[Exercise instructions]
Output the records exactly as they appear, with no pictures included.
┄┄┄┄┄┄┄┄┄┄┄┄┄┄┄┄┄┄┄┄
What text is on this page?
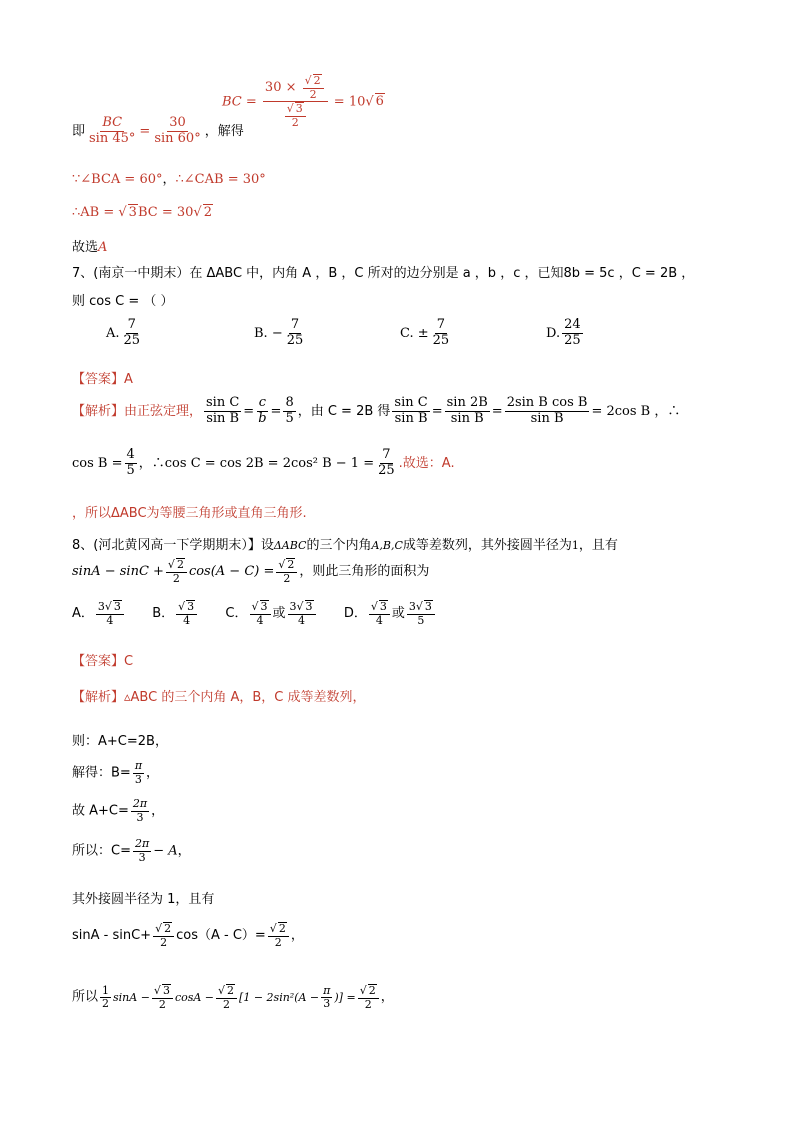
BC = $\frac{30 \times \frac{√ 2}{2}}{\frac{√ 3}{2}} = 10√$ 6
即 $\frac{BC}{\sin 45^\circ} = \frac{30}{\sin 60^\circ}$ ，解得
∵∠BCA = 60°，∴∠CAB = 30°
∴AB = √ 3BC = 30√ 2
故选A
7、(南京一中期末）在 ΔABC 中，内角 A ，B ，C 所对的边分别是 a ，b ，c ，已知8b = 5c ，C = 2B ，
则 cos C = （ ）
A. $\frac{7}{25}$	B. − $\frac{7}{25}$	C. ± $\frac{7}{25}$	D. $\frac{24}{25}$
【答案】A
【解析】由正弦定理， $\frac{\text{sin C}}{\text{sin B}} = \frac{c}{b} = \frac{8}{5}$ ，由 C = 2B 得 $\frac{\text{sin C}}{\text{sin B}} = \frac{\sin 2B}{\text{sin B}} = \frac{\text{2sin B cos B}}{\text{sin B}} = 2\cos$ B ，∴
$\cos B = \frac{4}{5}$ ，∴cos C = cos 2B = 2cos² $B - 1 = \frac{7}{25}$ .故选：A.
，所以ΔABC为等腰三角形或直角三角形.
8、(河北黄冈高一下学期期末）】设ΔABC的三个内角A,B,C成等差数列，其外接圆半径为1，且有
$\sin A - \sin C + \frac{√ 2}{2} \cos(A - C) = \frac{√ 2}{2}$ ，则此三角形的面积为
A． $\frac{3√ 3}{4}$ B． $\frac{√ 3}{4}$ C． $\frac{√ 3}{4}$ 或 $\frac{3√ 3}{4}$ D． $\frac{√ 3}{4}$ 或 $\frac{3√ 3}{5}$
【答案】C
【解析】▵ABC 的三个内角 A，B，C 成等差数列，
则：A+C=2B，
解得：$B= \frac{\pi}{3}$ ，
故 $A+C= \frac{2\pi}{3}$ ，
所以：$C= \frac{2\pi}{3} - A$，
其外接圆半径为 1，且有
$\sin A - \sin C+ \frac{√ 2}{2} \cos(A - C)= \frac{√ 2}{2}$ ，
所以 $\frac{1}{2}$ $\sin A - \frac{√ 3}{2}$ $\cos A - \frac{√ 2}{2} [1 - 2\sin^2(A - \frac{\pi}{3}$ )] = $\frac{√ 2}{2}$ ，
┄┄┄┄┄┄┄┄┄┄┄┄┄┄┄┄┄┄┄┄
[Solution for this exercise]
What text is on this page?
BC = $\frac{30 \times \frac{√ 2}{2}}{\frac{√ 3}{2}} = 10√$ 6
即 $\frac{BC}{\sin 45^\circ} = \frac{30}{\sin 60^\circ}$ ，解得
∵∠BCA = 60°，∴∠CAB = 30°
∴AB = √ 3BC = 30√ 2
故选A
7、(南京一中期末）在 ΔABC 中，内角 A ，B ，C 所对的边分别是 a ，b ，c ，已知8b = 5c ，C = 2B ，
则 cos C = （ ）
A. $\frac{7}{25}$	B. − $\frac{7}{25}$	C. ± $\frac{7}{25}$	D. $\frac{24}{25}$
【答案】A
【解析】由正弦定理， $\frac{\text{sin C}}{\text{sin B}} = \frac{c}{b} = \frac{8}{5}$ ，由 C = 2B 得 $\frac{\text{sin C}}{\text{sin B}} = \frac{\sin 2B}{\text{sin B}} = \frac{\text{2sin B cos B}}{\text{sin B}} = 2\cos$ B ，∴
$\cos B = \frac{4}{5}$ ，∴cos C = cos 2B = 2cos² $B - 1 = \frac{7}{25}$ .故选：A.
，所以ΔABC为等腰三角形或直角三角形.
8、(河北黄冈高一下学期期末）】设ΔABC的三个内角A,B,C成等差数列，其外接圆半径为1，且有
$\sin A - \sin C + \frac{√ 2}{2} \cos(A - C) = \frac{√ 2}{2}$ ，则此三角形的面积为
A． $\frac{3√ 3}{4}$ B． $\frac{√ 3}{4}$ C． $\frac{√ 3}{4}$ 或 $\frac{3√ 3}{4}$ D． $\frac{√ 3}{4}$ 或 $\frac{3√ 3}{5}$
【答案】C
【解析】▵ABC 的三个内角 A，B，C 成等差数列，
则：A+C=2B，
解得：$B= \frac{\pi}{3}$ ，
故 $A+C= \frac{2\pi}{3}$ ，
所以：$C= \frac{2\pi}{3} - A$，
其外接圆半径为 1，且有
$\sin A - \sin C+ \frac{√ 2}{2} \cos(A - C)= \frac{√ 2}{2}$ ，
所以 $\frac{1}{2}$ $\sin A - \frac{√ 3}{2}$ $\cos A - \frac{√ 2}{2} [1 - 2\sin^2(A - \frac{\pi}{3}$ )] = $\frac{√ 2}{2}$ ，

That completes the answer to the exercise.